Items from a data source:
Start
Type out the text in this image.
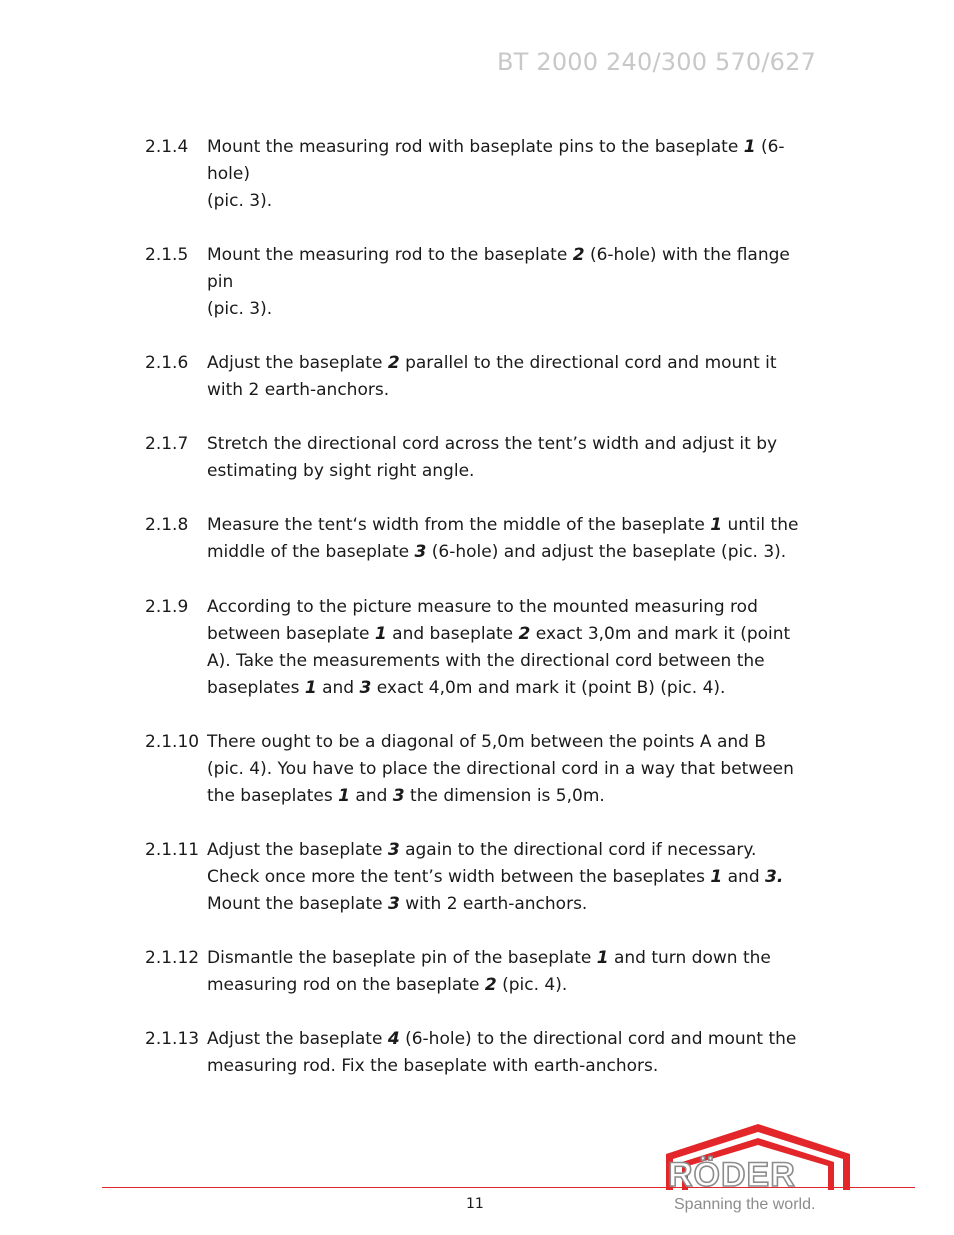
BT 2000 240/300 570/627
2.1.4 Mount the measuring rod with baseplate pins to the baseplate 1 (6-
hole)
(pic. 3).
2.1.5 Mount the measuring rod to the baseplate 2 (6-hole) with the flange
pin
(pic. 3).
2.1.6 Adjust the baseplate 2 parallel to the directional cord and mount it
with 2 earth-anchors.
2.1.7 Stretch the directional cord across the tent’s width and adjust it by
estimating by sight right angle.
2.1.8 Measure the tent‘s width from the middle of the baseplate 1 until the
middle of the baseplate 3 (6-hole) and adjust the baseplate (pic. 3).
2.1.9 According to the picture measure to the mounted measuring rod
between baseplate 1 and baseplate 2 exact 3,0m and mark it (point
A). Take the measurements with the directional cord between the
baseplates 1 and 3 exact 4,0m and mark it (point B) (pic. 4).
2.1.10 There ought to be a diagonal of 5,0m between the points A and B
(pic. 4). You have to place the directional cord in a way that between
the baseplates 1 and 3 the dimension is 5,0m.
2.1.11 Adjust the baseplate 3 again to the directional cord if necessary.
Check once more the tent’s width between the baseplates 1 and 3.
Mount the baseplate 3 with 2 earth-anchors.
2.1.12 Dismantle the baseplate pin of the baseplate 1 and turn down the
measuring rod on the baseplate 2 (pic. 4).
2.1.13 Adjust the baseplate 4 (6-hole) to the directional cord and mount the
measuring rod. Fix the baseplate with earth-anchors.
11
RÖDER
Spanning the world.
End
[WHAT YOU ARE ASKED TO DO]: Without the pictures, reproduce every line of the records above exactly.

[OUTPUT]:
Type out the text in this image.
BT 2000 240/300 570/627
2.1.4 Mount the measuring rod with baseplate pins to the baseplate 1 (6-
hole)
(pic. 3).
2.1.5 Mount the measuring rod to the baseplate 2 (6-hole) with the flange
pin
(pic. 3).
2.1.6 Adjust the baseplate 2 parallel to the directional cord and mount it
with 2 earth-anchors.
2.1.7 Stretch the directional cord across the tent’s width and adjust it by
estimating by sight right angle.
2.1.8 Measure the tent‘s width from the middle of the baseplate 1 until the
middle of the baseplate 3 (6-hole) and adjust the baseplate (pic. 3).
2.1.9 According to the picture measure to the mounted measuring rod
between baseplate 1 and baseplate 2 exact 3,0m and mark it (point
A). Take the measurements with the directional cord between the
baseplates 1 and 3 exact 4,0m and mark it (point B) (pic. 4).
2.1.10 There ought to be a diagonal of 5,0m between the points A and B
(pic. 4). You have to place the directional cord in a way that between
the baseplates 1 and 3 the dimension is 5,0m.
2.1.11 Adjust the baseplate 3 again to the directional cord if necessary.
Check once more the tent’s width between the baseplates 1 and 3.
Mount the baseplate 3 with 2 earth-anchors.
2.1.12 Dismantle the baseplate pin of the baseplate 1 and turn down the
measuring rod on the baseplate 2 (pic. 4).
2.1.13 Adjust the baseplate 4 (6-hole) to the directional cord and mount the
measuring rod. Fix the baseplate with earth-anchors.
11
RÖDER
Spanning the world.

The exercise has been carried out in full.